---------- INFORMATION SUPPLIED
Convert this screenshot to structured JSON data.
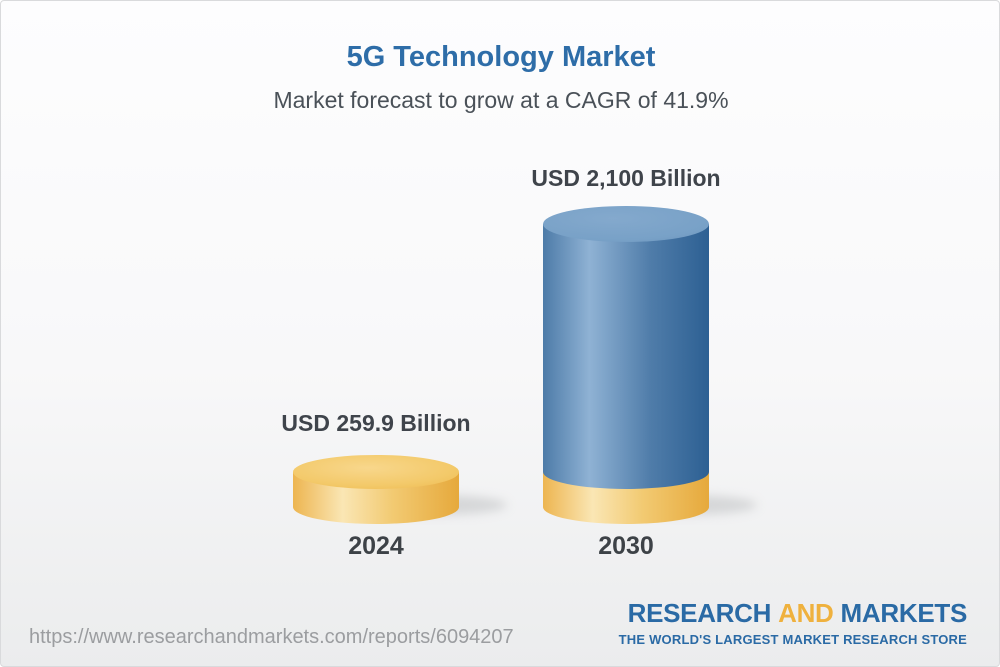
{
  "header": {
    "title": "5G Technology Market",
    "subtitle": "Market forecast to grow at a CAGR of 41.9%"
  },
  "chart_data": {
    "type": "bar",
    "subtype": "3d-cylinder-infographic",
    "categories": [
      "2024",
      "2030"
    ],
    "values": [
      259.9,
      2100
    ],
    "unit": "USD Billion",
    "value_labels": [
      "USD 259.9 Billion",
      "USD 2,100 Billion"
    ],
    "title": "5G Technology Market",
    "subtitle": "Market forecast to grow at a CAGR of 41.9%",
    "cagr_percent": 41.9,
    "legend": "none",
    "grid": false,
    "axes": "none",
    "layout_note": "2030 cylinder stacked: yellow base segment equals 2024 value, blue segment on top",
    "colors": {
      "bar_2024": "#F2C464",
      "bar_2030": "#4E7CA9",
      "bar_2030_base": "#F2C464",
      "title_blue": "#2E6DA8",
      "label_dark": "#3F444B"
    }
  },
  "footer": {
    "source_url": "https://www.researchandmarkets.com/reports/6094207",
    "logo": {
      "word1": "RESEARCH",
      "word2": "AND",
      "word3": "MARKETS",
      "tagline": "THE WORLD'S LARGEST MARKET RESEARCH STORE",
      "blue": "#2A6AA5",
      "yellow": "#EFB13E"
    }
  }
}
--------------------
WORK REQUIRED » Copy the records above exactly, leaving out every picture.

CORRECT OUTPUT »
Convert this screenshot to structured JSON data.
{
  "header": {
    "title": "5G Technology Market",
    "subtitle": "Market forecast to grow at a CAGR of 41.9%"
  },
  "chart_data": {
    "type": "bar",
    "subtype": "3d-cylinder-infographic",
    "categories": [
      "2024",
      "2030"
    ],
    "values": [
      259.9,
      2100
    ],
    "unit": "USD Billion",
    "value_labels": [
      "USD 259.9 Billion",
      "USD 2,100 Billion"
    ],
    "title": "5G Technology Market",
    "subtitle": "Market forecast to grow at a CAGR of 41.9%",
    "cagr_percent": 41.9,
    "legend": "none",
    "grid": false,
    "axes": "none",
    "layout_note": "2030 cylinder stacked: yellow base segment equals 2024 value, blue segment on top",
    "colors": {
      "bar_2024": "#F2C464",
      "bar_2030": "#4E7CA9",
      "bar_2030_base": "#F2C464",
      "title_blue": "#2E6DA8",
      "label_dark": "#3F444B"
    }
  },
  "footer": {
    "source_url": "https://www.researchandmarkets.com/reports/6094207",
    "logo": {
      "word1": "RESEARCH",
      "word2": "AND",
      "word3": "MARKETS",
      "tagline": "THE WORLD'S LARGEST MARKET RESEARCH STORE",
      "blue": "#2A6AA5",
      "yellow": "#EFB13E"
    }
  }
}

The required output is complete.